[Records contained in a dataset]
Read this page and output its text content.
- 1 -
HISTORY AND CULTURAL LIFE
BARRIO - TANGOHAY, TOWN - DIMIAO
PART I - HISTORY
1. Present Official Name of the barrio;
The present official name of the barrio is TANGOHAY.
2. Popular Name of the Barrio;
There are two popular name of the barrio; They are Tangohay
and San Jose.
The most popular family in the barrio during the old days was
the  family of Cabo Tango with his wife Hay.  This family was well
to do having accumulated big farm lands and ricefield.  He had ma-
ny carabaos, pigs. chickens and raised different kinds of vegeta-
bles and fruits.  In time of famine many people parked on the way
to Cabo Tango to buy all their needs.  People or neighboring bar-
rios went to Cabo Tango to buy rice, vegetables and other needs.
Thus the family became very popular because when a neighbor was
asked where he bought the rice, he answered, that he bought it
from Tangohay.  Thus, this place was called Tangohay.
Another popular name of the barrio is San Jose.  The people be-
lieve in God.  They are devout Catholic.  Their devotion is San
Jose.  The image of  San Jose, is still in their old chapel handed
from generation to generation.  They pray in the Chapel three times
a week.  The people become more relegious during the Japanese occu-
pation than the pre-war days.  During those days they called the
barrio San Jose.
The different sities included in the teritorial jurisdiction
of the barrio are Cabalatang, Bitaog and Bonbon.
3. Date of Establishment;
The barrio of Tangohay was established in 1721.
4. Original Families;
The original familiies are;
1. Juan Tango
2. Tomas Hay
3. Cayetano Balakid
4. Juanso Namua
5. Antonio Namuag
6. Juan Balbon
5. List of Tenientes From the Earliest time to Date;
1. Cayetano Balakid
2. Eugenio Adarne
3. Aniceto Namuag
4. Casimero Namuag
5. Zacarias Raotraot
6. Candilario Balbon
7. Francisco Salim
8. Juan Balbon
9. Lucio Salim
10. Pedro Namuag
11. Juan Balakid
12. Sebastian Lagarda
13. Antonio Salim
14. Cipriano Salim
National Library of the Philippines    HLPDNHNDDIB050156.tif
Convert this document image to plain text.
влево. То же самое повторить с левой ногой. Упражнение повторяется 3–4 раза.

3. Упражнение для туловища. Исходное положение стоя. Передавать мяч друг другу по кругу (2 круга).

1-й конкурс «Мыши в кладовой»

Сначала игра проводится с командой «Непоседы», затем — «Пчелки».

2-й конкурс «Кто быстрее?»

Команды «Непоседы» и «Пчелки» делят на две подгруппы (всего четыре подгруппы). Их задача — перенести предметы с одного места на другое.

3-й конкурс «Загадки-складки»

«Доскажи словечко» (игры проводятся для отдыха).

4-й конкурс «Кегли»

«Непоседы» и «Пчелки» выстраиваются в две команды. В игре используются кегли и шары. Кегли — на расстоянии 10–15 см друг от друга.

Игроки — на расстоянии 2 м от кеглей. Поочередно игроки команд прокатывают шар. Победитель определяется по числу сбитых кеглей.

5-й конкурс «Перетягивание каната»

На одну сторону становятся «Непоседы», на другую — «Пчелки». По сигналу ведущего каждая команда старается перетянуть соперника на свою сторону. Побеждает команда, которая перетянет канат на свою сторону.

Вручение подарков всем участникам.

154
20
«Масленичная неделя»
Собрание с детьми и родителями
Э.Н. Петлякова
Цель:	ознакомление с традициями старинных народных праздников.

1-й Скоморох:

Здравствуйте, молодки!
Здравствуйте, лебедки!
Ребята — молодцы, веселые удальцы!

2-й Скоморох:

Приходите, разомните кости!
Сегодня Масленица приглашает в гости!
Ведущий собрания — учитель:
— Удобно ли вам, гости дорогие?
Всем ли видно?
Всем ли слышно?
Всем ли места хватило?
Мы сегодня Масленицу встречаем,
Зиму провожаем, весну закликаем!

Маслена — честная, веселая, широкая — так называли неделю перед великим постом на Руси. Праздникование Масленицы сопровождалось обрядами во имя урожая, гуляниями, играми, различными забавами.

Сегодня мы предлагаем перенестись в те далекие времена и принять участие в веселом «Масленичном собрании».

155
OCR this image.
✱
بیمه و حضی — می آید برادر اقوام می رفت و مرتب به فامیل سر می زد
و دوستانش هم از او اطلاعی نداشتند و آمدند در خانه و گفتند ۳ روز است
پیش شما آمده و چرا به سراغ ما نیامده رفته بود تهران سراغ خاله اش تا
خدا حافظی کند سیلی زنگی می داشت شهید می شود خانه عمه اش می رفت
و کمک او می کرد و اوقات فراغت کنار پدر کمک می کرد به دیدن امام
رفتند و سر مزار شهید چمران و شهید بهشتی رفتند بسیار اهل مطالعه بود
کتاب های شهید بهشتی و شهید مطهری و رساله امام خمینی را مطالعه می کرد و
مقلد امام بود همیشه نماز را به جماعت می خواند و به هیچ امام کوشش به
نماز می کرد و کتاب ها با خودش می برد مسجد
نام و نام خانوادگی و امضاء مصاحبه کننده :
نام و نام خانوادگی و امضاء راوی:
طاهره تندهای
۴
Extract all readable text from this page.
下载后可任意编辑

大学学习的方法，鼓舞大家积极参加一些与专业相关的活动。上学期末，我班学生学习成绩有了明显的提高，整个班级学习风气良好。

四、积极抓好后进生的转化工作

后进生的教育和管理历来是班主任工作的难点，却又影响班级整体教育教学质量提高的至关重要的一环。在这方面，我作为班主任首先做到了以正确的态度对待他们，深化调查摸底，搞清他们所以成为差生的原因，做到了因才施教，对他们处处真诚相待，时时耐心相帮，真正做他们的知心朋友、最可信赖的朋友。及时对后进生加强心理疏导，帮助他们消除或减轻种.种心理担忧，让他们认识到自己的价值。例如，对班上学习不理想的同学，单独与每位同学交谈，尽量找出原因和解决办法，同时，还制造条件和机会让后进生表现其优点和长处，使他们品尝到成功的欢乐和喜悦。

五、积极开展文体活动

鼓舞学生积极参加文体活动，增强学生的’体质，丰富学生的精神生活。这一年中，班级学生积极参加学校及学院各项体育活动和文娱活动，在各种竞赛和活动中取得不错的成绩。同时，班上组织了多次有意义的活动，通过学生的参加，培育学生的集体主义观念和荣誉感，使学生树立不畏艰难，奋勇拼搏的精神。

■ PROBLEM TO WORK ON ■
Report each line of the material above where the word "HISTORY" appears.

■ RESULT ■
HISTORY AND CULTURAL LIFE
PART I - HISTORY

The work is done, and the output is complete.